YOUR INSTRUCTIONS:
Make an exact copy of the records, dropping all pictures.
[BEGIN]
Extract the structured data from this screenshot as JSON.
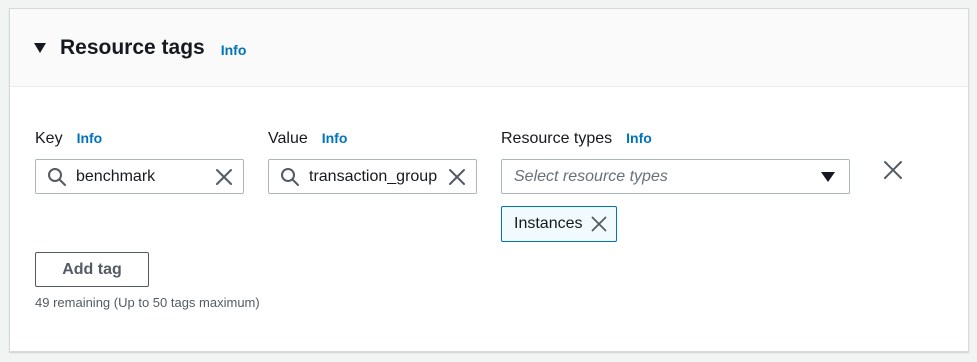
{
  "section": {
    "title": "Resource tags",
    "info_label": "Info",
    "expanded": true
  },
  "fields": {
    "key": {
      "label": "Key",
      "info_label": "Info",
      "value": "benchmark",
      "icon": "search-icon"
    },
    "value": {
      "label": "Value",
      "info_label": "Info",
      "value": "transaction_group",
      "icon": "search-icon"
    },
    "resource_types": {
      "label": "Resource types",
      "info_label": "Info",
      "placeholder": "Select resource types",
      "selected": [
        {
          "label": "Instances"
        }
      ]
    }
  },
  "add_tag_label": "Add tag",
  "remaining_text": "49 remaining (Up to 50 tags maximum)",
  "colors": {
    "link": "#0073bb",
    "text": "#16191f",
    "border": "#aab7b8",
    "token_border": "#0073bb",
    "token_bg": "#f1faff"
  }
}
[END]
PROBLEM SOLUTION:
Extract the structured data from this screenshot as JSON.
{
  "section": {
    "title": "Resource tags",
    "info_label": "Info",
    "expanded": true
  },
  "fields": {
    "key": {
      "label": "Key",
      "info_label": "Info",
      "value": "benchmark",
      "icon": "search-icon"
    },
    "value": {
      "label": "Value",
      "info_label": "Info",
      "value": "transaction_group",
      "icon": "search-icon"
    },
    "resource_types": {
      "label": "Resource types",
      "info_label": "Info",
      "placeholder": "Select resource types",
      "selected": [
        {
          "label": "Instances"
        }
      ]
    }
  },
  "add_tag_label": "Add tag",
  "remaining_text": "49 remaining (Up to 50 tags maximum)",
  "colors": {
    "link": "#0073bb",
    "text": "#16191f",
    "border": "#aab7b8",
    "token_border": "#0073bb",
    "token_bg": "#f1faff"
  }
}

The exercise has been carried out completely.